*SET TASK*
Transcribe the records below exactly.

*INFORMATION GIVEN*
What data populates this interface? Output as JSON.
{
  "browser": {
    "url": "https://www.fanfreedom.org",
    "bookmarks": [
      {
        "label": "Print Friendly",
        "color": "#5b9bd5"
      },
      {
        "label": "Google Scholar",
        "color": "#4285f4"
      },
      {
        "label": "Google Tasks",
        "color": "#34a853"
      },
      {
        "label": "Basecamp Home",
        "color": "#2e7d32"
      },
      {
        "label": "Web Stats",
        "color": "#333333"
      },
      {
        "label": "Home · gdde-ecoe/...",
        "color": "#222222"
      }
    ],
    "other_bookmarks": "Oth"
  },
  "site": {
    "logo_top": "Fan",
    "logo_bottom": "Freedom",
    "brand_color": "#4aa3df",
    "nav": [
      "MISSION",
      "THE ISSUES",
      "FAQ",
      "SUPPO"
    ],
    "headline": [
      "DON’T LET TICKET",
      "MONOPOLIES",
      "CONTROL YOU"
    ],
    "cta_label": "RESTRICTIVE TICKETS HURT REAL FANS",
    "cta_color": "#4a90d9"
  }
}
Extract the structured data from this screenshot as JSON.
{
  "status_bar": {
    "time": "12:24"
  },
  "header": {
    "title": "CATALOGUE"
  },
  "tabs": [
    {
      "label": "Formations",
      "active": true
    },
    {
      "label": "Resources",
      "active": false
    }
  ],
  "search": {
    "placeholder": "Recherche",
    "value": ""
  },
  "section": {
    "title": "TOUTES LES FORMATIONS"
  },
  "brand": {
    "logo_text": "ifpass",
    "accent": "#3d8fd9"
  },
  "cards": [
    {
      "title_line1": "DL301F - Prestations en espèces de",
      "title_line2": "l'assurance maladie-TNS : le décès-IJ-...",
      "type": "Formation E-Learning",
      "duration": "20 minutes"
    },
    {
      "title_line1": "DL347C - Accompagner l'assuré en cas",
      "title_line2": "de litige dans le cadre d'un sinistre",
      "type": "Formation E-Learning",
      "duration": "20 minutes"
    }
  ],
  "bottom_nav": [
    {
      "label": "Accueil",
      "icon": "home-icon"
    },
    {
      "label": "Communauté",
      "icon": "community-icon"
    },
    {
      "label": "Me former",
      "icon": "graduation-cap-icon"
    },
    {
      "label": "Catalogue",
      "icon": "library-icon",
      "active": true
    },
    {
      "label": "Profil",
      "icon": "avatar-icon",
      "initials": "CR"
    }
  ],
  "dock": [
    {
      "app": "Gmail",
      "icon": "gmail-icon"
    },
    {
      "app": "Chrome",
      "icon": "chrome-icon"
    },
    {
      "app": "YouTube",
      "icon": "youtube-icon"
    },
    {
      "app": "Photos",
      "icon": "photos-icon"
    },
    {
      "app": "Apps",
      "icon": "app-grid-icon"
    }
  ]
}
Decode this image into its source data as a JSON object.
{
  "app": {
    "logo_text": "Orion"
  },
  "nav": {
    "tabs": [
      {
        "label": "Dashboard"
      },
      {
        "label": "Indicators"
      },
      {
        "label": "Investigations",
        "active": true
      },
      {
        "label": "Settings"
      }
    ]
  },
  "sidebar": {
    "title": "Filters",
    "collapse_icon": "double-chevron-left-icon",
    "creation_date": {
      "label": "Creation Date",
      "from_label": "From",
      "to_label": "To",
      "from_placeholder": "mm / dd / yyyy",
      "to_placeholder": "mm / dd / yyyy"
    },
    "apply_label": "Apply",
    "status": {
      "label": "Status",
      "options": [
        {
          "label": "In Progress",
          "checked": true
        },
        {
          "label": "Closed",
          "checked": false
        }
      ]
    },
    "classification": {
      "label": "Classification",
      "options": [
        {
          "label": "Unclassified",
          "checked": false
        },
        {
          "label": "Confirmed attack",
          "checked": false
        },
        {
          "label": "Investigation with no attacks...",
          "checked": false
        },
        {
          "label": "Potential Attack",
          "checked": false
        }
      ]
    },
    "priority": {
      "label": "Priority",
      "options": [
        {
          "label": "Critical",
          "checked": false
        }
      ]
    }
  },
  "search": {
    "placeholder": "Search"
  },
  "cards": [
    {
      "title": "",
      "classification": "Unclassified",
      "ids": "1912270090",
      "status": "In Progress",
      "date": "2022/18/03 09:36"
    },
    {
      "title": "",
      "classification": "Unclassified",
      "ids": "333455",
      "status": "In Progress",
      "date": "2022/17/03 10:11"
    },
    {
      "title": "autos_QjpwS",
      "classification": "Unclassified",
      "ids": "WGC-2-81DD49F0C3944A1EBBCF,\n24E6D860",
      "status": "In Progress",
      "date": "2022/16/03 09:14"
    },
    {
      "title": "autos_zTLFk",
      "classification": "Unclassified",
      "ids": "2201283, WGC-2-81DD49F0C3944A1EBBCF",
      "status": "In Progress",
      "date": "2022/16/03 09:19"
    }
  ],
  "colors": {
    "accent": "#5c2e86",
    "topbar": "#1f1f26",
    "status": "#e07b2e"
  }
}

*FULL SOLUTION*
What data populates this interface? Output as JSON.
{
  "browser": {
    "url": "https://www.fanfreedom.org",
    "bookmarks": [
      {
        "label": "Print Friendly",
        "color": "#5b9bd5"
      },
      {
        "label": "Google Scholar",
        "color": "#4285f4"
      },
      {
        "label": "Google Tasks",
        "color": "#34a853"
      },
      {
        "label": "Basecamp Home",
        "color": "#2e7d32"
      },
      {
        "label": "Web Stats",
        "color": "#333333"
      },
      {
        "label": "Home · gdde-ecoe/...",
        "color": "#222222"
      }
    ],
    "other_bookmarks": "Oth"
  },
  "site": {
    "logo_top": "Fan",
    "logo_bottom": "Freedom",
    "brand_color": "#4aa3df",
    "nav": [
      "MISSION",
      "THE ISSUES",
      "FAQ",
      "SUPPO"
    ],
    "headline": [
      "DON’T LET TICKET",
      "MONOPOLIES",
      "CONTROL YOU"
    ],
    "cta_label": "RESTRICTIVE TICKETS HURT REAL FANS",
    "cta_color": "#4a90d9"
  }
}
Extract the structured data from this screenshot as JSON.
{
  "status_bar": {
    "time": "12:24"
  },
  "header": {
    "title": "CATALOGUE"
  },
  "tabs": [
    {
      "label": "Formations",
      "active": true
    },
    {
      "label": "Resources",
      "active": false
    }
  ],
  "search": {
    "placeholder": "Recherche",
    "value": ""
  },
  "section": {
    "title": "TOUTES LES FORMATIONS"
  },
  "brand": {
    "logo_text": "ifpass",
    "accent": "#3d8fd9"
  },
  "cards": [
    {
      "title_line1": "DL301F - Prestations en espèces de",
      "title_line2": "l'assurance maladie-TNS : le décès-IJ-...",
      "type": "Formation E-Learning",
      "duration": "20 minutes"
    },
    {
      "title_line1": "DL347C - Accompagner l'assuré en cas",
      "title_line2": "de litige dans le cadre d'un sinistre",
      "type": "Formation E-Learning",
      "duration": "20 minutes"
    }
  ],
  "bottom_nav": [
    {
      "label": "Accueil",
      "icon": "home-icon"
    },
    {
      "label": "Communauté",
      "icon": "community-icon"
    },
    {
      "label": "Me former",
      "icon": "graduation-cap-icon"
    },
    {
      "label": "Catalogue",
      "icon": "library-icon",
      "active": true
    },
    {
      "label": "Profil",
      "icon": "avatar-icon",
      "initials": "CR"
    }
  ],
  "dock": [
    {
      "app": "Gmail",
      "icon": "gmail-icon"
    },
    {
      "app": "Chrome",
      "icon": "chrome-icon"
    },
    {
      "app": "YouTube",
      "icon": "youtube-icon"
    },
    {
      "app": "Photos",
      "icon": "photos-icon"
    },
    {
      "app": "Apps",
      "icon": "app-grid-icon"
    }
  ]
}
Decode this image into its source data as a JSON object.
{
  "app": {
    "logo_text": "Orion"
  },
  "nav": {
    "tabs": [
      {
        "label": "Dashboard"
      },
      {
        "label": "Indicators"
      },
      {
        "label": "Investigations",
        "active": true
      },
      {
        "label": "Settings"
      }
    ]
  },
  "sidebar": {
    "title": "Filters",
    "collapse_icon": "double-chevron-left-icon",
    "creation_date": {
      "label": "Creation Date",
      "from_label": "From",
      "to_label": "To",
      "from_placeholder": "mm / dd / yyyy",
      "to_placeholder": "mm / dd / yyyy"
    },
    "apply_label": "Apply",
    "status": {
      "label": "Status",
      "options": [
        {
          "label": "In Progress",
          "checked": true
        },
        {
          "label": "Closed",
          "checked": false
        }
      ]
    },
    "classification": {
      "label": "Classification",
      "options": [
        {
          "label": "Unclassified",
          "checked": false
        },
        {
          "label": "Confirmed attack",
          "checked": false
        },
        {
          "label": "Investigation with no attacks...",
          "checked": false
        },
        {
          "label": "Potential Attack",
          "checked": false
        }
      ]
    },
    "priority": {
      "label": "Priority",
      "options": [
        {
          "label": "Critical",
          "checked": false
        }
      ]
    }
  },
  "search": {
    "placeholder": "Search"
  },
  "cards": [
    {
      "title": "",
      "classification": "Unclassified",
      "ids": "1912270090",
      "status": "In Progress",
      "date": "2022/18/03 09:36"
    },
    {
      "title": "",
      "classification": "Unclassified",
      "ids": "333455",
      "status": "In Progress",
      "date": "2022/17/03 10:11"
    },
    {
      "title": "autos_QjpwS",
      "classification": "Unclassified",
      "ids": "WGC-2-81DD49F0C3944A1EBBCF,\n24E6D860",
      "status": "In Progress",
      "date": "2022/16/03 09:14"
    },
    {
      "title": "autos_zTLFk",
      "classification": "Unclassified",
      "ids": "2201283, WGC-2-81DD49F0C3944A1EBBCF",
      "status": "In Progress",
      "date": "2022/16/03 09:19"
    }
  ],
  "colors": {
    "accent": "#5c2e86",
    "topbar": "#1f1f26",
    "status": "#e07b2e"
  }
}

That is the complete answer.